| Input material |
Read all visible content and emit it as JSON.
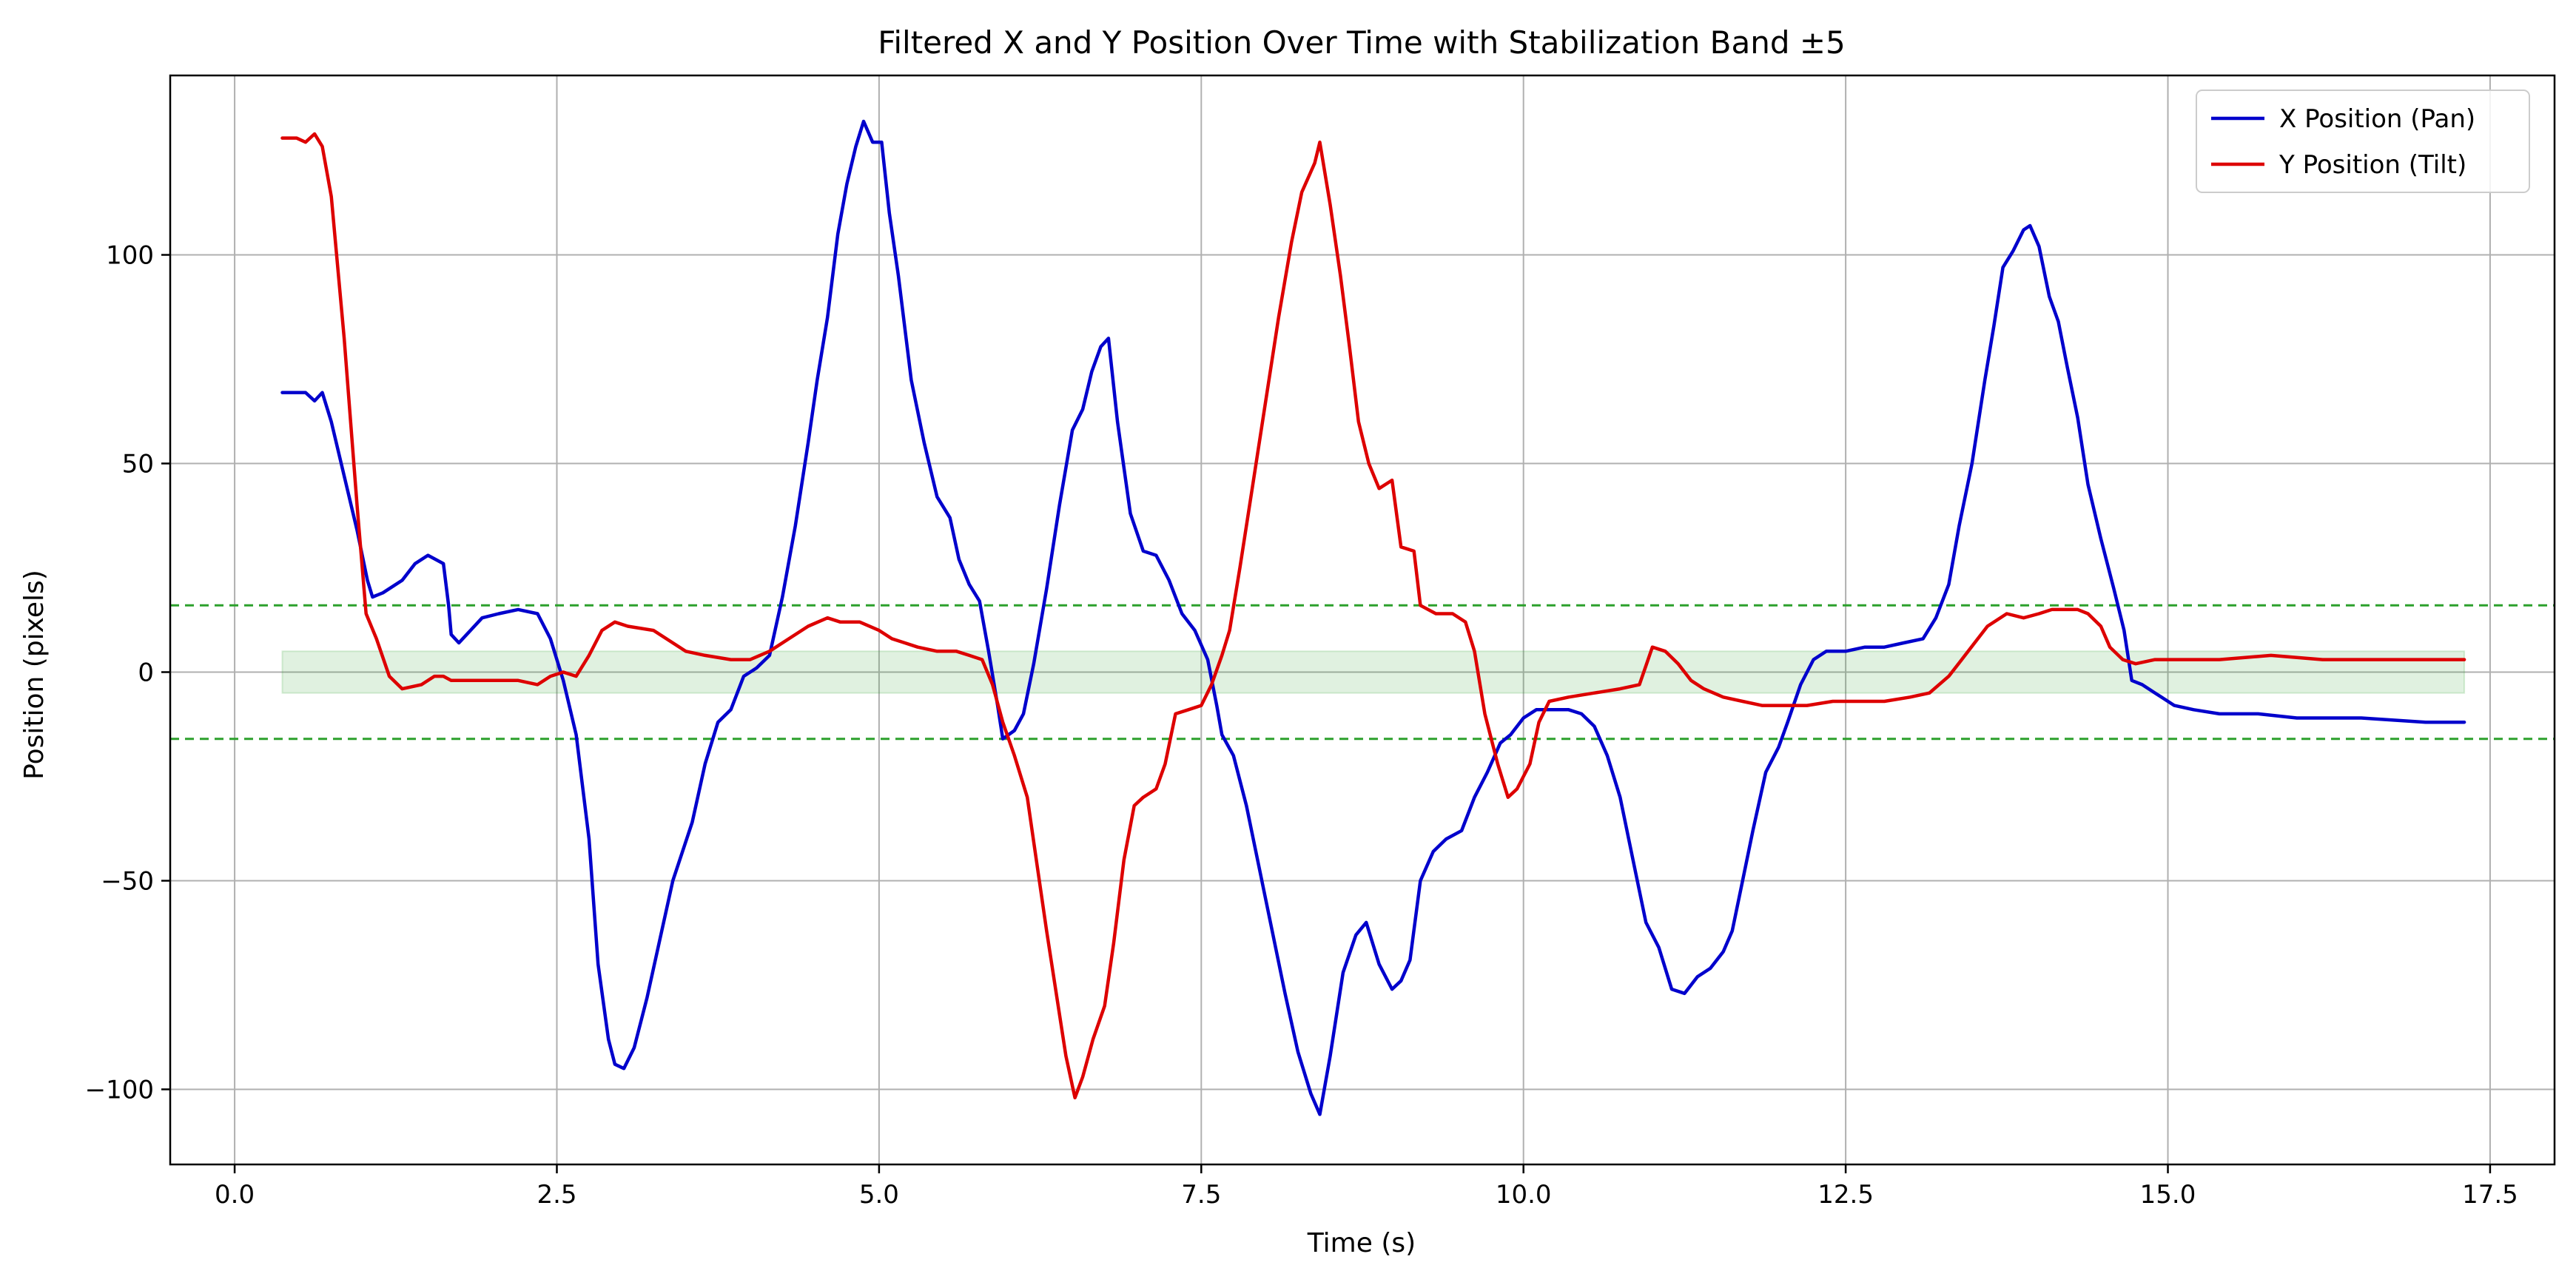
{
  "chart_data": {
    "type": "line",
    "title": "Filtered X and Y Position Over Time with Stabilization Band ±5",
    "xlabel": "Time (s)",
    "ylabel": "Position (pixels)",
    "xlim": [
      -0.5,
      18.0
    ],
    "ylim": [
      -118,
      143
    ],
    "x_ticks": [
      0.0,
      2.5,
      5.0,
      7.5,
      10.0,
      12.5,
      15.0,
      17.5
    ],
    "x_tick_labels": [
      "0.0",
      "2.5",
      "5.0",
      "7.5",
      "10.0",
      "12.5",
      "15.0",
      "17.5"
    ],
    "y_ticks": [
      -100,
      -50,
      0,
      50,
      100
    ],
    "y_tick_labels": [
      "−100",
      "−50",
      "0",
      "50",
      "100"
    ],
    "grid": true,
    "legend_position": "top-right",
    "stabilization_band": {
      "x_start": 0.37,
      "x_end": 17.3,
      "y_min": -5,
      "y_max": 5,
      "color": "#2ca02c"
    },
    "threshold_lines": [
      16,
      -16
    ],
    "threshold_color": "#2ca02c",
    "series": [
      {
        "name": "X Position (Pan)",
        "color": "#0000cc",
        "points": [
          [
            0.37,
            67
          ],
          [
            0.55,
            67
          ],
          [
            0.62,
            65
          ],
          [
            0.68,
            67
          ],
          [
            0.75,
            60
          ],
          [
            0.85,
            47
          ],
          [
            0.95,
            34
          ],
          [
            1.03,
            22
          ],
          [
            1.07,
            18
          ],
          [
            1.15,
            19
          ],
          [
            1.3,
            22
          ],
          [
            1.4,
            26
          ],
          [
            1.5,
            28
          ],
          [
            1.62,
            26
          ],
          [
            1.66,
            16
          ],
          [
            1.68,
            9
          ],
          [
            1.74,
            7
          ],
          [
            1.8,
            9
          ],
          [
            1.92,
            13
          ],
          [
            2.05,
            14
          ],
          [
            2.2,
            15
          ],
          [
            2.35,
            14
          ],
          [
            2.45,
            8
          ],
          [
            2.55,
            -2
          ],
          [
            2.65,
            -15
          ],
          [
            2.75,
            -40
          ],
          [
            2.82,
            -70
          ],
          [
            2.9,
            -88
          ],
          [
            2.95,
            -94
          ],
          [
            3.02,
            -95
          ],
          [
            3.1,
            -90
          ],
          [
            3.2,
            -78
          ],
          [
            3.3,
            -64
          ],
          [
            3.4,
            -50
          ],
          [
            3.55,
            -36
          ],
          [
            3.65,
            -22
          ],
          [
            3.75,
            -12
          ],
          [
            3.85,
            -9
          ],
          [
            3.95,
            -1
          ],
          [
            4.05,
            1
          ],
          [
            4.15,
            4
          ],
          [
            4.25,
            18
          ],
          [
            4.35,
            35
          ],
          [
            4.45,
            55
          ],
          [
            4.52,
            70
          ],
          [
            4.6,
            85
          ],
          [
            4.68,
            105
          ],
          [
            4.75,
            117
          ],
          [
            4.82,
            126
          ],
          [
            4.88,
            132
          ],
          [
            4.95,
            127
          ],
          [
            5.02,
            127
          ],
          [
            5.08,
            110
          ],
          [
            5.15,
            95
          ],
          [
            5.25,
            70
          ],
          [
            5.35,
            55
          ],
          [
            5.45,
            42
          ],
          [
            5.55,
            37
          ],
          [
            5.62,
            27
          ],
          [
            5.7,
            21
          ],
          [
            5.78,
            17
          ],
          [
            5.85,
            5
          ],
          [
            5.92,
            -8
          ],
          [
            5.96,
            -16
          ],
          [
            6.05,
            -14
          ],
          [
            6.12,
            -10
          ],
          [
            6.2,
            2
          ],
          [
            6.3,
            20
          ],
          [
            6.4,
            40
          ],
          [
            6.5,
            58
          ],
          [
            6.58,
            63
          ],
          [
            6.65,
            72
          ],
          [
            6.72,
            78
          ],
          [
            6.78,
            80
          ],
          [
            6.85,
            60
          ],
          [
            6.95,
            38
          ],
          [
            7.05,
            29
          ],
          [
            7.15,
            28
          ],
          [
            7.25,
            22
          ],
          [
            7.35,
            14
          ],
          [
            7.45,
            10
          ],
          [
            7.55,
            3
          ],
          [
            7.62,
            -8
          ],
          [
            7.66,
            -15
          ],
          [
            7.75,
            -20
          ],
          [
            7.85,
            -32
          ],
          [
            7.95,
            -47
          ],
          [
            8.05,
            -62
          ],
          [
            8.15,
            -77
          ],
          [
            8.25,
            -91
          ],
          [
            8.35,
            -101
          ],
          [
            8.42,
            -106
          ],
          [
            8.5,
            -92
          ],
          [
            8.6,
            -72
          ],
          [
            8.7,
            -63
          ],
          [
            8.78,
            -60
          ],
          [
            8.88,
            -70
          ],
          [
            8.98,
            -76
          ],
          [
            9.05,
            -74
          ],
          [
            9.12,
            -69
          ],
          [
            9.2,
            -50
          ],
          [
            9.3,
            -43
          ],
          [
            9.4,
            -40
          ],
          [
            9.52,
            -38
          ],
          [
            9.62,
            -30
          ],
          [
            9.72,
            -24
          ],
          [
            9.82,
            -17
          ],
          [
            9.9,
            -15
          ],
          [
            10.0,
            -11
          ],
          [
            10.1,
            -9
          ],
          [
            10.2,
            -9
          ],
          [
            10.35,
            -9
          ],
          [
            10.45,
            -10
          ],
          [
            10.55,
            -13
          ],
          [
            10.65,
            -20
          ],
          [
            10.75,
            -30
          ],
          [
            10.85,
            -45
          ],
          [
            10.95,
            -60
          ],
          [
            11.05,
            -66
          ],
          [
            11.15,
            -76
          ],
          [
            11.25,
            -77
          ],
          [
            11.35,
            -73
          ],
          [
            11.45,
            -71
          ],
          [
            11.55,
            -67
          ],
          [
            11.62,
            -62
          ],
          [
            11.7,
            -50
          ],
          [
            11.78,
            -38
          ],
          [
            11.88,
            -24
          ],
          [
            11.98,
            -18
          ],
          [
            12.05,
            -12
          ],
          [
            12.15,
            -3
          ],
          [
            12.25,
            3
          ],
          [
            12.35,
            5
          ],
          [
            12.5,
            5
          ],
          [
            12.65,
            6
          ],
          [
            12.8,
            6
          ],
          [
            12.95,
            7
          ],
          [
            13.1,
            8
          ],
          [
            13.2,
            13
          ],
          [
            13.3,
            21
          ],
          [
            13.38,
            35
          ],
          [
            13.48,
            50
          ],
          [
            13.58,
            70
          ],
          [
            13.65,
            83
          ],
          [
            13.72,
            97
          ],
          [
            13.8,
            101
          ],
          [
            13.88,
            106
          ],
          [
            13.93,
            107
          ],
          [
            14.0,
            102
          ],
          [
            14.08,
            90
          ],
          [
            14.15,
            84
          ],
          [
            14.22,
            73
          ],
          [
            14.3,
            61
          ],
          [
            14.38,
            45
          ],
          [
            14.48,
            32
          ],
          [
            14.58,
            20
          ],
          [
            14.66,
            10
          ],
          [
            14.72,
            -2
          ],
          [
            14.8,
            -3
          ],
          [
            14.9,
            -5
          ],
          [
            15.05,
            -8
          ],
          [
            15.2,
            -9
          ],
          [
            15.4,
            -10
          ],
          [
            15.7,
            -10
          ],
          [
            16.0,
            -11
          ],
          [
            16.5,
            -11
          ],
          [
            17.0,
            -12
          ],
          [
            17.3,
            -12
          ]
        ]
      },
      {
        "name": "Y Position (Tilt)",
        "color": "#dd0000",
        "points": [
          [
            0.37,
            128
          ],
          [
            0.48,
            128
          ],
          [
            0.55,
            127
          ],
          [
            0.62,
            129
          ],
          [
            0.68,
            126
          ],
          [
            0.75,
            114
          ],
          [
            0.85,
            80
          ],
          [
            0.95,
            40
          ],
          [
            1.02,
            14
          ],
          [
            1.1,
            8
          ],
          [
            1.2,
            -1
          ],
          [
            1.3,
            -4
          ],
          [
            1.45,
            -3
          ],
          [
            1.55,
            -1
          ],
          [
            1.62,
            -1
          ],
          [
            1.68,
            -2
          ],
          [
            1.8,
            -2
          ],
          [
            2.0,
            -2
          ],
          [
            2.2,
            -2
          ],
          [
            2.35,
            -3
          ],
          [
            2.45,
            -1
          ],
          [
            2.55,
            0
          ],
          [
            2.65,
            -1
          ],
          [
            2.75,
            4
          ],
          [
            2.85,
            10
          ],
          [
            2.95,
            12
          ],
          [
            3.05,
            11
          ],
          [
            3.25,
            10
          ],
          [
            3.4,
            7
          ],
          [
            3.5,
            5
          ],
          [
            3.65,
            4
          ],
          [
            3.85,
            3
          ],
          [
            4.0,
            3
          ],
          [
            4.15,
            5
          ],
          [
            4.3,
            8
          ],
          [
            4.45,
            11
          ],
          [
            4.6,
            13
          ],
          [
            4.7,
            12
          ],
          [
            4.85,
            12
          ],
          [
            5.0,
            10
          ],
          [
            5.1,
            8
          ],
          [
            5.2,
            7
          ],
          [
            5.3,
            6
          ],
          [
            5.45,
            5
          ],
          [
            5.6,
            5
          ],
          [
            5.7,
            4
          ],
          [
            5.8,
            3
          ],
          [
            5.88,
            -3
          ],
          [
            5.96,
            -12
          ],
          [
            6.05,
            -20
          ],
          [
            6.15,
            -30
          ],
          [
            6.22,
            -45
          ],
          [
            6.3,
            -62
          ],
          [
            6.38,
            -78
          ],
          [
            6.45,
            -92
          ],
          [
            6.52,
            -102
          ],
          [
            6.58,
            -97
          ],
          [
            6.66,
            -88
          ],
          [
            6.75,
            -80
          ],
          [
            6.82,
            -65
          ],
          [
            6.9,
            -45
          ],
          [
            6.98,
            -32
          ],
          [
            7.05,
            -30
          ],
          [
            7.15,
            -28
          ],
          [
            7.22,
            -22
          ],
          [
            7.3,
            -10
          ],
          [
            7.4,
            -9
          ],
          [
            7.5,
            -8
          ],
          [
            7.58,
            -3
          ],
          [
            7.66,
            4
          ],
          [
            7.72,
            10
          ],
          [
            7.8,
            25
          ],
          [
            7.9,
            45
          ],
          [
            8.0,
            65
          ],
          [
            8.1,
            85
          ],
          [
            8.2,
            103
          ],
          [
            8.28,
            115
          ],
          [
            8.38,
            122
          ],
          [
            8.42,
            127
          ],
          [
            8.5,
            112
          ],
          [
            8.58,
            95
          ],
          [
            8.65,
            78
          ],
          [
            8.72,
            60
          ],
          [
            8.8,
            50
          ],
          [
            8.88,
            44
          ],
          [
            8.98,
            46
          ],
          [
            9.05,
            30
          ],
          [
            9.15,
            29
          ],
          [
            9.2,
            16
          ],
          [
            9.32,
            14
          ],
          [
            9.45,
            14
          ],
          [
            9.55,
            12
          ],
          [
            9.62,
            5
          ],
          [
            9.7,
            -10
          ],
          [
            9.8,
            -22
          ],
          [
            9.88,
            -30
          ],
          [
            9.95,
            -28
          ],
          [
            10.05,
            -22
          ],
          [
            10.12,
            -12
          ],
          [
            10.2,
            -7
          ],
          [
            10.35,
            -6
          ],
          [
            10.55,
            -5
          ],
          [
            10.75,
            -4
          ],
          [
            10.9,
            -3
          ],
          [
            11.0,
            6
          ],
          [
            11.1,
            5
          ],
          [
            11.2,
            2
          ],
          [
            11.3,
            -2
          ],
          [
            11.4,
            -4
          ],
          [
            11.55,
            -6
          ],
          [
            11.7,
            -7
          ],
          [
            11.85,
            -8
          ],
          [
            12.0,
            -8
          ],
          [
            12.2,
            -8
          ],
          [
            12.4,
            -7
          ],
          [
            12.6,
            -7
          ],
          [
            12.8,
            -7
          ],
          [
            13.0,
            -6
          ],
          [
            13.15,
            -5
          ],
          [
            13.3,
            -1
          ],
          [
            13.4,
            3
          ],
          [
            13.5,
            7
          ],
          [
            13.6,
            11
          ],
          [
            13.75,
            14
          ],
          [
            13.88,
            13
          ],
          [
            14.0,
            14
          ],
          [
            14.1,
            15
          ],
          [
            14.2,
            15
          ],
          [
            14.3,
            15
          ],
          [
            14.38,
            14
          ],
          [
            14.48,
            11
          ],
          [
            14.55,
            6
          ],
          [
            14.65,
            3
          ],
          [
            14.75,
            2
          ],
          [
            14.9,
            3
          ],
          [
            15.1,
            3
          ],
          [
            15.4,
            3
          ],
          [
            15.8,
            4
          ],
          [
            16.2,
            3
          ],
          [
            16.6,
            3
          ],
          [
            17.0,
            3
          ],
          [
            17.3,
            3
          ]
        ]
      }
    ]
  }
}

| Written problem |
Select all lines with the word "name" from the entries above.

| Task output |
        "name": "X Position (Pan)",
        "name": "Y Position (Tilt)",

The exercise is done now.